**Short exercise**
Copy out each line of the material in which the word "ylabel" appears.

── Material to process

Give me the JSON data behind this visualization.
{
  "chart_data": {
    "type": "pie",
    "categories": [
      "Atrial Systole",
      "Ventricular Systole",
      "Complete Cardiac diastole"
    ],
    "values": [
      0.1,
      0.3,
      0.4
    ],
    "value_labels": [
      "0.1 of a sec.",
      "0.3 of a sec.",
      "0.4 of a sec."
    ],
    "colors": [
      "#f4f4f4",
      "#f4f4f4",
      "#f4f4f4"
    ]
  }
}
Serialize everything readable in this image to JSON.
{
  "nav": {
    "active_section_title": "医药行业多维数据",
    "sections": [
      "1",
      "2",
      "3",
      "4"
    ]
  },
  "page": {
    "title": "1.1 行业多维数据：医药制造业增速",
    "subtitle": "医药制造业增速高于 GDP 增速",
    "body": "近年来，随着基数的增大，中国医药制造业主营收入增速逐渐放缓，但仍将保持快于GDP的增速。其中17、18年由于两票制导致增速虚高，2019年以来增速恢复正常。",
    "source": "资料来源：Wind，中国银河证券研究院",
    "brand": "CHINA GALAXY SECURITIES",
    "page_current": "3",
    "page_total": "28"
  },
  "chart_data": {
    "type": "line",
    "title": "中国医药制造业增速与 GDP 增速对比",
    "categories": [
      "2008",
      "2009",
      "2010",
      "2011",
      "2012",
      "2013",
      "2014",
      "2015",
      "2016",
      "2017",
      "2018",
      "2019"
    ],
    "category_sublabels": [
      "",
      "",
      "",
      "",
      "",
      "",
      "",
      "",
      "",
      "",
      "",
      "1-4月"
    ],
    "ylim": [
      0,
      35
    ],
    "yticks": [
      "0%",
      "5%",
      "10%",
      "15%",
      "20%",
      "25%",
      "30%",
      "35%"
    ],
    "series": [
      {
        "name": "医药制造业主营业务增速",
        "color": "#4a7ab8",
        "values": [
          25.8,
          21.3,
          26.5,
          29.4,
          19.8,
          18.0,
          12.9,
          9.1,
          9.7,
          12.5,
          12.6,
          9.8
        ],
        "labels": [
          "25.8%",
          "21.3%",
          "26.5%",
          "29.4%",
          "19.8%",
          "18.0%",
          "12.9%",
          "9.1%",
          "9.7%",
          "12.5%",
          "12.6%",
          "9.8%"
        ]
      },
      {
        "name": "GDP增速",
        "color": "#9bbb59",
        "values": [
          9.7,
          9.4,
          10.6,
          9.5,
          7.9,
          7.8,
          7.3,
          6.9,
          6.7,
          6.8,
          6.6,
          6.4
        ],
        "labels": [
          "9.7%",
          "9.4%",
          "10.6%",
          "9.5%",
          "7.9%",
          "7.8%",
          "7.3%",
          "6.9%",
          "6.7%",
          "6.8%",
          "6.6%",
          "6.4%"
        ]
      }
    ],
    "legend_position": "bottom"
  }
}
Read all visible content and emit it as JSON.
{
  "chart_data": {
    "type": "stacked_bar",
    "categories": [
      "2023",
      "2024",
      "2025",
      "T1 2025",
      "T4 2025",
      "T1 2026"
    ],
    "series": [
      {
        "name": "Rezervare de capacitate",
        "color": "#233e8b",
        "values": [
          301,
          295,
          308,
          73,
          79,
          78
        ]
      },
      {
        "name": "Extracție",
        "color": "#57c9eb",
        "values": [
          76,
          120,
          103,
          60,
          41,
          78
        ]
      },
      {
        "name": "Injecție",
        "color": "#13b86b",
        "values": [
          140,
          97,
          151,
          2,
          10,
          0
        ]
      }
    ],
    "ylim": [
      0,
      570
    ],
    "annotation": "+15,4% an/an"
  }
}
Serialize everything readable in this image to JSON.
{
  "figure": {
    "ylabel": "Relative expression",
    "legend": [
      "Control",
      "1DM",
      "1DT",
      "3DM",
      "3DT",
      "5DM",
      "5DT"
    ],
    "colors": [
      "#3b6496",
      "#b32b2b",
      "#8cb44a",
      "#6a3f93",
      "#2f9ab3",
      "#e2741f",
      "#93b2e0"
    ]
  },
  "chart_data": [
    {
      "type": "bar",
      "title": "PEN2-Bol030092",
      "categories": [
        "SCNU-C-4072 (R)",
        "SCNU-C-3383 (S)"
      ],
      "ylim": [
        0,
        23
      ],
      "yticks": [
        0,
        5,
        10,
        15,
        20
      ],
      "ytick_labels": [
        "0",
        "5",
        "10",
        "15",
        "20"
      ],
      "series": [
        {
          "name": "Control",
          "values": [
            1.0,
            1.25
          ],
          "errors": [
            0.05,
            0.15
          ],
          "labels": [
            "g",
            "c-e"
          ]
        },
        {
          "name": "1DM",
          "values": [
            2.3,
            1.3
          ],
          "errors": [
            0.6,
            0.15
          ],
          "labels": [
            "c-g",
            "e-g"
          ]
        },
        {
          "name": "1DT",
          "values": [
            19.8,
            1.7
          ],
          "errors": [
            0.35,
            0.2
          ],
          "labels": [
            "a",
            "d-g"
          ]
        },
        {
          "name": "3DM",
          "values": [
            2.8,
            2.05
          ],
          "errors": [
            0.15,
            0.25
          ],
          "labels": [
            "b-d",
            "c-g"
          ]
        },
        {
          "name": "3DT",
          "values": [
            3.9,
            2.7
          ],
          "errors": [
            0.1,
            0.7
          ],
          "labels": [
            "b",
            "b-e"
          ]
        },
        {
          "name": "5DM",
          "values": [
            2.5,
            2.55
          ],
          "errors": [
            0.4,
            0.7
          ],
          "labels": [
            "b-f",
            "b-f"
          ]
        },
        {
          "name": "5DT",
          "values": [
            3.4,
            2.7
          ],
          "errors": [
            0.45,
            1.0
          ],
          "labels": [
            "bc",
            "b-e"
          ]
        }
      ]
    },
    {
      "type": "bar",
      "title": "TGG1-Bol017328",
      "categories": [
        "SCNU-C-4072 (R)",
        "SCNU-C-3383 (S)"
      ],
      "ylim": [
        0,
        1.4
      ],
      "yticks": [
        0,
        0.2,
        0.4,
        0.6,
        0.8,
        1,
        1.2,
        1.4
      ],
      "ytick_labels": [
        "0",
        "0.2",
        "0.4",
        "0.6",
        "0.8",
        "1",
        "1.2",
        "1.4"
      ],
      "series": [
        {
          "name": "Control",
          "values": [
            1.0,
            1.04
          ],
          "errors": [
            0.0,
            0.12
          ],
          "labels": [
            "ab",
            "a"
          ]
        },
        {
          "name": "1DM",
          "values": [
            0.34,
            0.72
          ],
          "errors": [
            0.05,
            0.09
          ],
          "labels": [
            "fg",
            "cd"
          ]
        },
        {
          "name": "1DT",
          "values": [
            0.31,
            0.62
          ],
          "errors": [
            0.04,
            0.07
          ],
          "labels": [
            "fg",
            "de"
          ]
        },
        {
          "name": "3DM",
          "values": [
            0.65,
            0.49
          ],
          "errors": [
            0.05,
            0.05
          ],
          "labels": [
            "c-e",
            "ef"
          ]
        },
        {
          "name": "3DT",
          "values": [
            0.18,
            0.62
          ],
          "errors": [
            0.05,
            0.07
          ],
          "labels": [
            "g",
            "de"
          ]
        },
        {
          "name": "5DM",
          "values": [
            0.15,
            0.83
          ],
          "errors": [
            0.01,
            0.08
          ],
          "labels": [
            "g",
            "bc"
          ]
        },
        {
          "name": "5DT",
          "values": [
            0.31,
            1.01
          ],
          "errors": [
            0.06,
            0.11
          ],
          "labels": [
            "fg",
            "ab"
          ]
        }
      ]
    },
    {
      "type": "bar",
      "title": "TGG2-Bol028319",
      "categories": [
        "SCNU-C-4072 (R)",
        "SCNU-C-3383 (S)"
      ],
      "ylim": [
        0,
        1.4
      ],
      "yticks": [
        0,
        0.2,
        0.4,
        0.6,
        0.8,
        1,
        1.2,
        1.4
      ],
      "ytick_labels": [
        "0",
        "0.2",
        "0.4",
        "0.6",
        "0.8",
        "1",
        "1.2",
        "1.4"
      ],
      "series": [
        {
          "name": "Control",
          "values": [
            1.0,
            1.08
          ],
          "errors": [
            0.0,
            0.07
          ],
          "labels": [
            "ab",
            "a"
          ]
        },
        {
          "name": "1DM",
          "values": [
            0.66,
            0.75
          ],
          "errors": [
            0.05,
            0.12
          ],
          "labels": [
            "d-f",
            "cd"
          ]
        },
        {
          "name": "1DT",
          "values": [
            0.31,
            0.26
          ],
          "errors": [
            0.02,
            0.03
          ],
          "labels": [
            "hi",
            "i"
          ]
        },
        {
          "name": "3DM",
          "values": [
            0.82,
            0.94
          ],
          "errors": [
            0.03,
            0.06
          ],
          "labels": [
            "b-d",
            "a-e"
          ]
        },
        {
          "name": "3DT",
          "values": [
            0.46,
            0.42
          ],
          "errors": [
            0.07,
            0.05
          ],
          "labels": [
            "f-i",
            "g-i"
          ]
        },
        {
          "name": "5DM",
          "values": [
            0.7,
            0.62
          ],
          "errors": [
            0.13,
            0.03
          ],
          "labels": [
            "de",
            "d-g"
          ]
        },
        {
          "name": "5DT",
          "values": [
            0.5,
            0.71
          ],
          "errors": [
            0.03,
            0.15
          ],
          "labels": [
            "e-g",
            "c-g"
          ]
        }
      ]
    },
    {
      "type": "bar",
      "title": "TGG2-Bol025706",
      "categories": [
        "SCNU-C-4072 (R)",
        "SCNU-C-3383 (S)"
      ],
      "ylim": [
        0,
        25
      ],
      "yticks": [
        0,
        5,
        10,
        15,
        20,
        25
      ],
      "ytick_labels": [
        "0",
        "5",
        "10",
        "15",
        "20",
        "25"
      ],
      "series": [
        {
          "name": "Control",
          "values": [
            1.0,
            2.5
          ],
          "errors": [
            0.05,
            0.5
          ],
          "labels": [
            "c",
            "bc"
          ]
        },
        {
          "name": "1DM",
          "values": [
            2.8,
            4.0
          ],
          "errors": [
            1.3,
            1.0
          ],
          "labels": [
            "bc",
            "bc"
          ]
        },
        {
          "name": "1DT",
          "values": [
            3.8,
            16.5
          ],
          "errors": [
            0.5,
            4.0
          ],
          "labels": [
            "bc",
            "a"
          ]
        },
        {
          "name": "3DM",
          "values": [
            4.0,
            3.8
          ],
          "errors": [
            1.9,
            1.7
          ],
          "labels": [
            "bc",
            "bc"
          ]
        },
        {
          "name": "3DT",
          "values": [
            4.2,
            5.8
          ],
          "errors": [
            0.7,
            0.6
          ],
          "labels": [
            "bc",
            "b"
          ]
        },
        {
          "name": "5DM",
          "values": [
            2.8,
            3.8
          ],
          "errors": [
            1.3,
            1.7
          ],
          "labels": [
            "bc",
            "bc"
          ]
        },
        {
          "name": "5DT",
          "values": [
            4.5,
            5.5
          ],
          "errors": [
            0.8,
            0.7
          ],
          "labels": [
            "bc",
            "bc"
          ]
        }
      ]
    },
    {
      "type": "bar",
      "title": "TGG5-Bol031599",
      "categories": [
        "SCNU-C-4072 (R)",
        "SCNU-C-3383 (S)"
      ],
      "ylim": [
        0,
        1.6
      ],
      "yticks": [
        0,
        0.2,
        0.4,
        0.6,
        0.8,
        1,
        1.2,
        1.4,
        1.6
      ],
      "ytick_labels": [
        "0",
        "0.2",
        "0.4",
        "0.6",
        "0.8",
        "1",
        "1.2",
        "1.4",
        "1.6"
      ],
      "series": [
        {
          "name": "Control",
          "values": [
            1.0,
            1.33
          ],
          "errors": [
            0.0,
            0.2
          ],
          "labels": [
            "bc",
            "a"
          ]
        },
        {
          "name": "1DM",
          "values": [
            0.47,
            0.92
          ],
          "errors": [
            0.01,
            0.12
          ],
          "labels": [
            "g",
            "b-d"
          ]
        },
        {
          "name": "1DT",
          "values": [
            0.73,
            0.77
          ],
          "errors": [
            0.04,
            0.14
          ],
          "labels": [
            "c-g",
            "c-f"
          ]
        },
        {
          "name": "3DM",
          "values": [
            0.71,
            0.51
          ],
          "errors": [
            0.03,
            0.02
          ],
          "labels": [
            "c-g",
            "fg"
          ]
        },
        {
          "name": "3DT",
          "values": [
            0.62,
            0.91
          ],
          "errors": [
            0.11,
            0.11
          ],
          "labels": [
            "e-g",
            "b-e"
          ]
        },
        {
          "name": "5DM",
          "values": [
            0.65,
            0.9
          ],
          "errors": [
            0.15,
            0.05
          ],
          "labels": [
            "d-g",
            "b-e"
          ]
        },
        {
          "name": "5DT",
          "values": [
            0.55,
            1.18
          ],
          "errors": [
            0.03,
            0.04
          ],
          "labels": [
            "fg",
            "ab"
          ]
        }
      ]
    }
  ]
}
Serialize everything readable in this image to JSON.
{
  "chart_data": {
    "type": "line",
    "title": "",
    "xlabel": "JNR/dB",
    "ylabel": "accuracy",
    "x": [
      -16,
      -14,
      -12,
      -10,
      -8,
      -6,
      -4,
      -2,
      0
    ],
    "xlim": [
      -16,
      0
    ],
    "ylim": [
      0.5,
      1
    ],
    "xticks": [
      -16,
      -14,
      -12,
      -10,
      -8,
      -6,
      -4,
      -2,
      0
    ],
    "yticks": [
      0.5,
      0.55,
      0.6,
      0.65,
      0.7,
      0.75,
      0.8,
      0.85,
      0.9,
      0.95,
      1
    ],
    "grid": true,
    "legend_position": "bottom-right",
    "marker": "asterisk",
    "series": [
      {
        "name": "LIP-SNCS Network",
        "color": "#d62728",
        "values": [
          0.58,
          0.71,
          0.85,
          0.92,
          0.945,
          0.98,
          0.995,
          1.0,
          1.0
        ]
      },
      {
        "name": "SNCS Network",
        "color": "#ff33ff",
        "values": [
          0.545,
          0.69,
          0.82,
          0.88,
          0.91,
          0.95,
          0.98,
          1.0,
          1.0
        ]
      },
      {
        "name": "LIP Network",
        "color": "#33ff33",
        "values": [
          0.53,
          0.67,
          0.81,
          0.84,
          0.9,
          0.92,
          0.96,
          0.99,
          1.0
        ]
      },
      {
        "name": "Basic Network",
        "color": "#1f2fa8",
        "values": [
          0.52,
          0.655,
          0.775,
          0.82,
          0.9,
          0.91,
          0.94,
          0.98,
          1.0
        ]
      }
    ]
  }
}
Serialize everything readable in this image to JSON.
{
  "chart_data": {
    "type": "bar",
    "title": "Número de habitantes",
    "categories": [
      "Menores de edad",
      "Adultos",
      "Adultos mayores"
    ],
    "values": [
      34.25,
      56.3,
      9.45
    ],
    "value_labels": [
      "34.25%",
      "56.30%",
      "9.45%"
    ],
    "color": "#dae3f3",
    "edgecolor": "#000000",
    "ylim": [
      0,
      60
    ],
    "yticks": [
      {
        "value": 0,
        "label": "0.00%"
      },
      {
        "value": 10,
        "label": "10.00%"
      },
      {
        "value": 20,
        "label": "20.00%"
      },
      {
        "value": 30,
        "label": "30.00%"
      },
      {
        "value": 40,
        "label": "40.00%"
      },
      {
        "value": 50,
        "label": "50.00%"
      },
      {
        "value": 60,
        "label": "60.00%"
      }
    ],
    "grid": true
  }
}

────

**Written answer**
    "ylabel": "Relative expression",
    "ylabel": "accuracy",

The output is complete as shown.